GIVEN EXERCISE: Every entry should be repeated exactly. Omit the pictures.

═══ MATERIAL FOR THIS EXERCISE ═══

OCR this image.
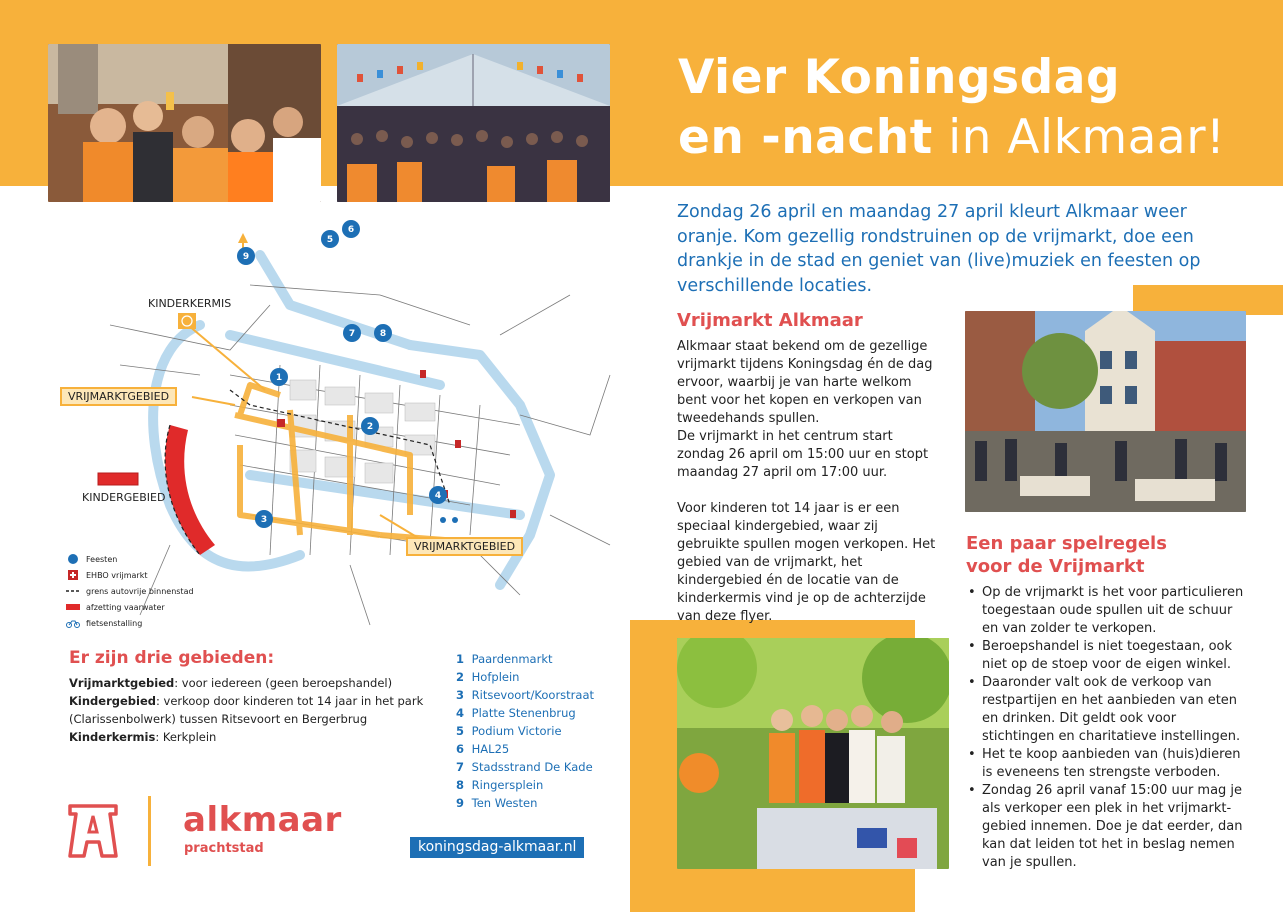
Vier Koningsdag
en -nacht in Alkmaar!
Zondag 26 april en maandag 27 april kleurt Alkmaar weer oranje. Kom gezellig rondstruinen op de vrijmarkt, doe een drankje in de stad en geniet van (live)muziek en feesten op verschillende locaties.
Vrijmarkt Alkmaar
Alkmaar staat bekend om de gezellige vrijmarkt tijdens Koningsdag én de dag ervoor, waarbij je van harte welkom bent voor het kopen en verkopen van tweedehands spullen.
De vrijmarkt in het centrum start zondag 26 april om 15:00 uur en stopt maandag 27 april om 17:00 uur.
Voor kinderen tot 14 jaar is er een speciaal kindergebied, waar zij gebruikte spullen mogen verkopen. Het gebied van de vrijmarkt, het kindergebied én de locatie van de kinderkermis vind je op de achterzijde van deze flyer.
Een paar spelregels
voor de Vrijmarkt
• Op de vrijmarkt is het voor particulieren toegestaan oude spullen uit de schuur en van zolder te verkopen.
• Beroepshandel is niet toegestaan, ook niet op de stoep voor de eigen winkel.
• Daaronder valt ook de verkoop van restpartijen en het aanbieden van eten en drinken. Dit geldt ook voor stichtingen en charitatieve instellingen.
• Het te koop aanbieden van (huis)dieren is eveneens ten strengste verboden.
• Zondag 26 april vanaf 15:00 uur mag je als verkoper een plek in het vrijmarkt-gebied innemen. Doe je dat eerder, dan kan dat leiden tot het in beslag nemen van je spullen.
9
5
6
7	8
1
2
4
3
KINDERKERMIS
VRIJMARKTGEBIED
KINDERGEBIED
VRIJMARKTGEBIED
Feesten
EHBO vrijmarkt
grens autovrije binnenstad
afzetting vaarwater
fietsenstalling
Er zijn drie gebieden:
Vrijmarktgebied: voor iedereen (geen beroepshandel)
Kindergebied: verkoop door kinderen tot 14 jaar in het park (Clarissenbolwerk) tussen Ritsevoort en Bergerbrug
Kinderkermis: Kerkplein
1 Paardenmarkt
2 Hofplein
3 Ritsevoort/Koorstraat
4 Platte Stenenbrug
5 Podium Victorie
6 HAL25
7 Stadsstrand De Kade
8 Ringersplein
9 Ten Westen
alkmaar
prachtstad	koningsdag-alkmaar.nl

═══

EXERCISE SOLUTION:
OCR this image.
Vier Koningsdag
en -nacht in Alkmaar!
Zondag 26 april en maandag 27 april kleurt Alkmaar weer oranje. Kom gezellig rondstruinen op de vrijmarkt, doe een drankje in de stad en geniet van (live)muziek en feesten op verschillende locaties.
Vrijmarkt Alkmaar
Alkmaar staat bekend om de gezellige vrijmarkt tijdens Koningsdag én de dag ervoor, waarbij je van harte welkom bent voor het kopen en verkopen van tweedehands spullen.
De vrijmarkt in het centrum start zondag 26 april om 15:00 uur en stopt maandag 27 april om 17:00 uur.
Voor kinderen tot 14 jaar is er een speciaal kindergebied, waar zij gebruikte spullen mogen verkopen. Het gebied van de vrijmarkt, het kindergebied én de locatie van de kinderkermis vind je op de achterzijde van deze flyer.
Een paar spelregels
voor de Vrijmarkt
• Op de vrijmarkt is het voor particulieren toegestaan oude spullen uit de schuur en van zolder te verkopen.
• Beroepshandel is niet toegestaan, ook niet op de stoep voor de eigen winkel.
• Daaronder valt ook de verkoop van restpartijen en het aanbieden van eten en drinken. Dit geldt ook voor stichtingen en charitatieve instellingen.
• Het te koop aanbieden van (huis)dieren is eveneens ten strengste verboden.
• Zondag 26 april vanaf 15:00 uur mag je als verkoper een plek in het vrijmarkt-gebied innemen. Doe je dat eerder, dan kan dat leiden tot het in beslag nemen van je spullen.
9
5
6
7	8
1
2
4
3
KINDERKERMIS
VRIJMARKTGEBIED
KINDERGEBIED
VRIJMARKTGEBIED
Feesten
EHBO vrijmarkt
grens autovrije binnenstad
afzetting vaarwater
fietsenstalling
Er zijn drie gebieden:
Vrijmarktgebied: voor iedereen (geen beroepshandel)
Kindergebied: verkoop door kinderen tot 14 jaar in het park (Clarissenbolwerk) tussen Ritsevoort en Bergerbrug
Kinderkermis: Kerkplein
1 Paardenmarkt
2 Hofplein
3 Ritsevoort/Koorstraat
4 Platte Stenenbrug
5 Podium Victorie
6 HAL25
7 Stadsstrand De Kade
8 Ringersplein
9 Ten Westen
alkmaar
prachtstad	koningsdag-alkmaar.nl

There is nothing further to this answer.